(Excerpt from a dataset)
-------------------------

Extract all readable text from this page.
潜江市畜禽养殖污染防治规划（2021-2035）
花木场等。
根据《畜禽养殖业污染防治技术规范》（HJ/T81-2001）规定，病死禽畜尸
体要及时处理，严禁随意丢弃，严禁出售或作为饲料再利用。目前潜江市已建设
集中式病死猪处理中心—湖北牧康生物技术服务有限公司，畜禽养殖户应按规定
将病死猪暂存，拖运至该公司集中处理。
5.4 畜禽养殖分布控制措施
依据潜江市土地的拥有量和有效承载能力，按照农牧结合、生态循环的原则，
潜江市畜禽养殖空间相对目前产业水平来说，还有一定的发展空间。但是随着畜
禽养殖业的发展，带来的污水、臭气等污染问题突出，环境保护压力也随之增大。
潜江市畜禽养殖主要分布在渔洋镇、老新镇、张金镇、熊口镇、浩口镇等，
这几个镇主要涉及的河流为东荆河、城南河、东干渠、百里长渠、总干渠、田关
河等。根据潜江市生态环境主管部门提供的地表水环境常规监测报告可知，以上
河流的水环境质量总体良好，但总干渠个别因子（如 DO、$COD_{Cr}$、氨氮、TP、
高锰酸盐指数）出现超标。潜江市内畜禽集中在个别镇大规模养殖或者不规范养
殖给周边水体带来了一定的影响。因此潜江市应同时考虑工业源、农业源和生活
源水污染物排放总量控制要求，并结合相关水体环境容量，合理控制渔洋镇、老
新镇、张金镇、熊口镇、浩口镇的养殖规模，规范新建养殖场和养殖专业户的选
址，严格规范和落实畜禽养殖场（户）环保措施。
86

-------------------------

Copy the records above exactly as they appear.

→ TASK OUTPUT
Extract all readable text from this page.
潜江市畜禽养殖污染防治规划（2021-2035）
花木场等。
根据《畜禽养殖业污染防治技术规范》（HJ/T81-2001）规定，病死禽畜尸
体要及时处理，严禁随意丢弃，严禁出售或作为饲料再利用。目前潜江市已建设
集中式病死猪处理中心—湖北牧康生物技术服务有限公司，畜禽养殖户应按规定
将病死猪暂存，拖运至该公司集中处理。
5.4 畜禽养殖分布控制措施
依据潜江市土地的拥有量和有效承载能力，按照农牧结合、生态循环的原则，
潜江市畜禽养殖空间相对目前产业水平来说，还有一定的发展空间。但是随着畜
禽养殖业的发展，带来的污水、臭气等污染问题突出，环境保护压力也随之增大。
潜江市畜禽养殖主要分布在渔洋镇、老新镇、张金镇、熊口镇、浩口镇等，
这几个镇主要涉及的河流为东荆河、城南河、东干渠、百里长渠、总干渠、田关
河等。根据潜江市生态环境主管部门提供的地表水环境常规监测报告可知，以上
河流的水环境质量总体良好，但总干渠个别因子（如 DO、$COD_{Cr}$、氨氮、TP、
高锰酸盐指数）出现超标。潜江市内畜禽集中在个别镇大规模养殖或者不规范养
殖给周边水体带来了一定的影响。因此潜江市应同时考虑工业源、农业源和生活
源水污染物排放总量控制要求，并结合相关水体环境容量，合理控制渔洋镇、老
新镇、张金镇、熊口镇、浩口镇的养殖规模，规范新建养殖场和养殖专业户的选
址，严格规范和落实畜禽养殖场（户）环保措施。
86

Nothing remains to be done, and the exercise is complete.